* begin *

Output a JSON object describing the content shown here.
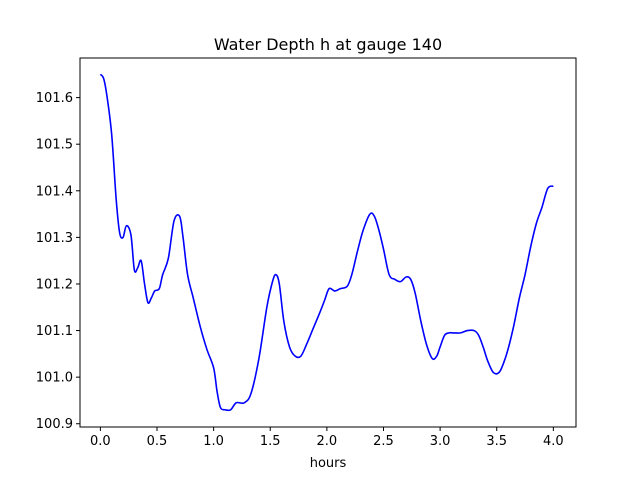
{
  "chart_data": {
    "type": "line",
    "title": "Water Depth h at gauge 140",
    "xlabel": "hours",
    "ylabel": "",
    "xlim": [
      -0.18,
      4.2
    ],
    "ylim": [
      100.893,
      101.685
    ],
    "xticks": [
      0.0,
      0.5,
      1.0,
      1.5,
      2.0,
      2.5,
      3.0,
      3.5,
      4.0
    ],
    "xtick_labels": [
      "0.0",
      "0.5",
      "1.0",
      "1.5",
      "2.0",
      "2.5",
      "3.0",
      "3.5",
      "4.0"
    ],
    "yticks": [
      100.9,
      101.0,
      101.1,
      101.2,
      101.3,
      101.4,
      101.5,
      101.6
    ],
    "ytick_labels": [
      "100.9",
      "101.0",
      "101.1",
      "101.2",
      "101.3",
      "101.4",
      "101.5",
      "101.6"
    ],
    "grid": false,
    "series": [
      {
        "color": "#0000ff",
        "x": [
          0.0,
          0.03,
          0.06,
          0.1,
          0.14,
          0.17,
          0.2,
          0.23,
          0.27,
          0.3,
          0.33,
          0.36,
          0.39,
          0.42,
          0.45,
          0.48,
          0.52,
          0.55,
          0.6,
          0.65,
          0.7,
          0.73,
          0.77,
          0.82,
          0.88,
          0.94,
          1.0,
          1.03,
          1.06,
          1.1,
          1.15,
          1.2,
          1.27,
          1.33,
          1.4,
          1.47,
          1.52,
          1.55,
          1.58,
          1.62,
          1.67,
          1.72,
          1.77,
          1.82,
          1.88,
          1.94,
          1.98,
          2.02,
          2.07,
          2.12,
          2.18,
          2.22,
          2.27,
          2.32,
          2.38,
          2.42,
          2.46,
          2.5,
          2.55,
          2.6,
          2.65,
          2.7,
          2.74,
          2.78,
          2.83,
          2.88,
          2.93,
          2.97,
          3.0,
          3.04,
          3.08,
          3.12,
          3.18,
          3.24,
          3.3,
          3.34,
          3.38,
          3.42,
          3.47,
          3.52,
          3.56,
          3.6,
          3.65,
          3.7,
          3.75,
          3.8,
          3.85,
          3.9,
          3.95,
          4.0
        ],
        "y": [
          101.65,
          101.64,
          101.6,
          101.52,
          101.38,
          101.31,
          101.3,
          101.325,
          101.305,
          101.23,
          101.235,
          101.25,
          101.2,
          101.16,
          101.17,
          101.185,
          101.19,
          101.22,
          101.255,
          101.335,
          101.345,
          101.3,
          101.22,
          101.17,
          101.11,
          101.06,
          101.02,
          100.97,
          100.935,
          100.93,
          100.93,
          100.945,
          100.945,
          100.965,
          101.04,
          101.15,
          101.205,
          101.22,
          101.2,
          101.12,
          101.065,
          101.045,
          101.045,
          101.07,
          101.105,
          101.14,
          101.165,
          101.19,
          101.185,
          101.19,
          101.195,
          101.22,
          101.27,
          101.315,
          101.35,
          101.345,
          101.315,
          101.275,
          101.22,
          101.21,
          101.205,
          101.215,
          101.21,
          101.18,
          101.12,
          101.07,
          101.04,
          101.045,
          101.065,
          101.09,
          101.095,
          101.095,
          101.095,
          101.1,
          101.1,
          101.09,
          101.065,
          101.035,
          101.01,
          101.01,
          101.03,
          101.06,
          101.11,
          101.17,
          101.22,
          101.28,
          101.33,
          101.365,
          101.405,
          101.41
        ]
      }
    ]
  }
}
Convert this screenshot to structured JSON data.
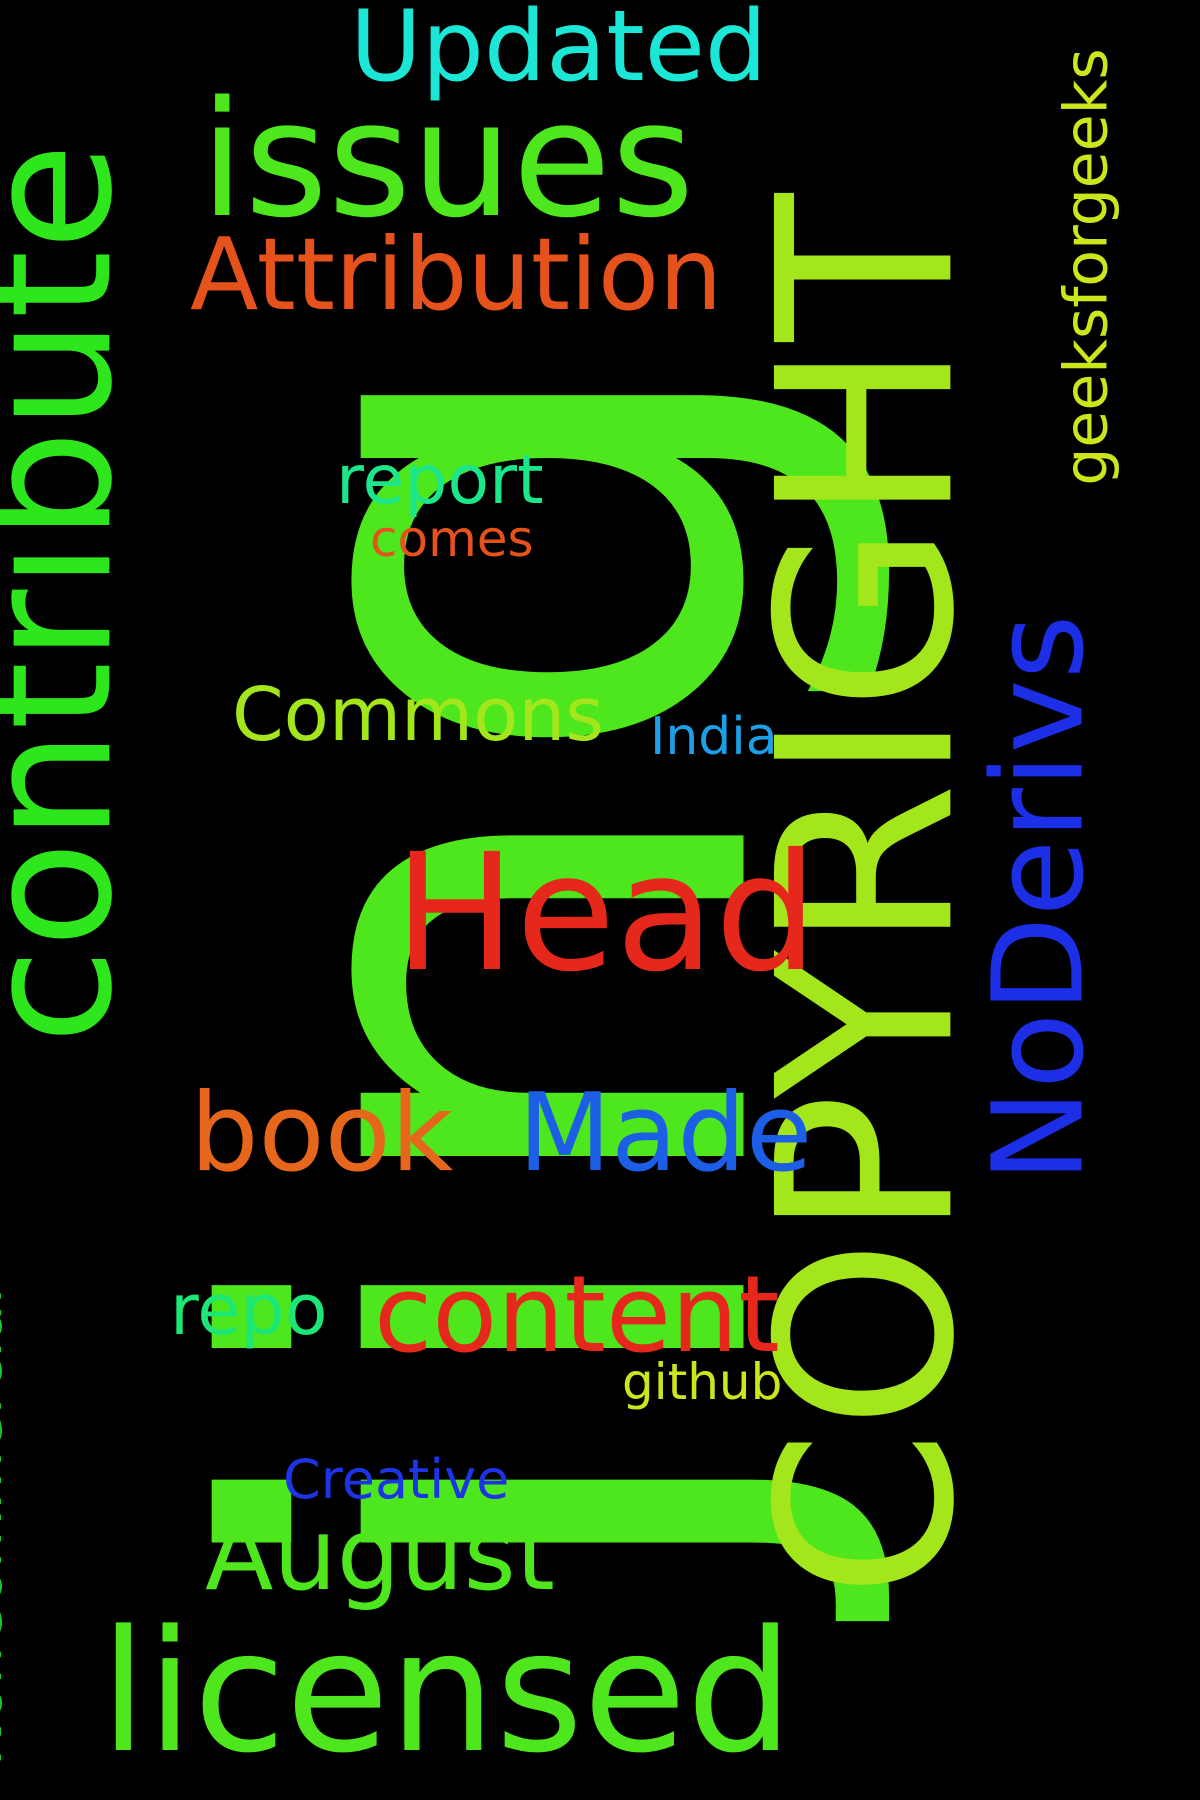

* end *

WRITTEN TASK:
Copy every record above exactly, leaving out the pictures.

EXERCISE RESULT:
Output a JSON object describing the content shown here.
{
  "chart_data": {
    "type": "line",
    "title": "Water Depth h at gauge 140",
    "xlabel": "hours",
    "ylabel": "",
    "xlim": [
      -0.18,
      4.2
    ],
    "ylim": [
      100.893,
      101.685
    ],
    "xticks": [
      0.0,
      0.5,
      1.0,
      1.5,
      2.0,
      2.5,
      3.0,
      3.5,
      4.0
    ],
    "xtick_labels": [
      "0.0",
      "0.5",
      "1.0",
      "1.5",
      "2.0",
      "2.5",
      "3.0",
      "3.5",
      "4.0"
    ],
    "yticks": [
      100.9,
      101.0,
      101.1,
      101.2,
      101.3,
      101.4,
      101.5,
      101.6
    ],
    "ytick_labels": [
      "100.9",
      "101.0",
      "101.1",
      "101.2",
      "101.3",
      "101.4",
      "101.5",
      "101.6"
    ],
    "grid": false,
    "series": [
      {
        "color": "#0000ff",
        "x": [
          0.0,
          0.03,
          0.06,
          0.1,
          0.14,
          0.17,
          0.2,
          0.23,
          0.27,
          0.3,
          0.33,
          0.36,
          0.39,
          0.42,
          0.45,
          0.48,
          0.52,
          0.55,
          0.6,
          0.65,
          0.7,
          0.73,
          0.77,
          0.82,
          0.88,
          0.94,
          1.0,
          1.03,
          1.06,
          1.1,
          1.15,
          1.2,
          1.27,
          1.33,
          1.4,
          1.47,
          1.52,
          1.55,
          1.58,
          1.62,
          1.67,
          1.72,
          1.77,
          1.82,
          1.88,
          1.94,
          1.98,
          2.02,
          2.07,
          2.12,
          2.18,
          2.22,
          2.27,
          2.32,
          2.38,
          2.42,
          2.46,
          2.5,
          2.55,
          2.6,
          2.65,
          2.7,
          2.74,
          2.78,
          2.83,
          2.88,
          2.93,
          2.97,
          3.0,
          3.04,
          3.08,
          3.12,
          3.18,
          3.24,
          3.3,
          3.34,
          3.38,
          3.42,
          3.47,
          3.52,
          3.56,
          3.6,
          3.65,
          3.7,
          3.75,
          3.8,
          3.85,
          3.9,
          3.95,
          4.0
        ],
        "y": [
          101.65,
          101.64,
          101.6,
          101.52,
          101.38,
          101.31,
          101.3,
          101.325,
          101.305,
          101.23,
          101.235,
          101.25,
          101.2,
          101.16,
          101.17,
          101.185,
          101.19,
          101.22,
          101.255,
          101.335,
          101.345,
          101.3,
          101.22,
          101.17,
          101.11,
          101.06,
          101.02,
          100.97,
          100.935,
          100.93,
          100.93,
          100.945,
          100.945,
          100.965,
          101.04,
          101.15,
          101.205,
          101.22,
          101.2,
          101.12,
          101.065,
          101.045,
          101.045,
          101.07,
          101.105,
          101.14,
          101.165,
          101.19,
          101.185,
          101.19,
          101.195,
          101.22,
          101.27,
          101.315,
          101.35,
          101.345,
          101.315,
          101.275,
          101.22,
          101.21,
          101.205,
          101.215,
          101.21,
          101.18,
          101.12,
          101.07,
          101.04,
          101.045,
          101.065,
          101.09,
          101.095,
          101.095,
          101.095,
          101.1,
          101.1,
          101.09,
          101.065,
          101.035,
          101.01,
          101.01,
          101.03,
          101.06,
          101.11,
          101.17,
          101.22,
          101.28,
          101.33,
          101.365,
          101.405,
          101.41
        ]
      }
    ]
  }
}
Convert this screenshot to structured JSON data.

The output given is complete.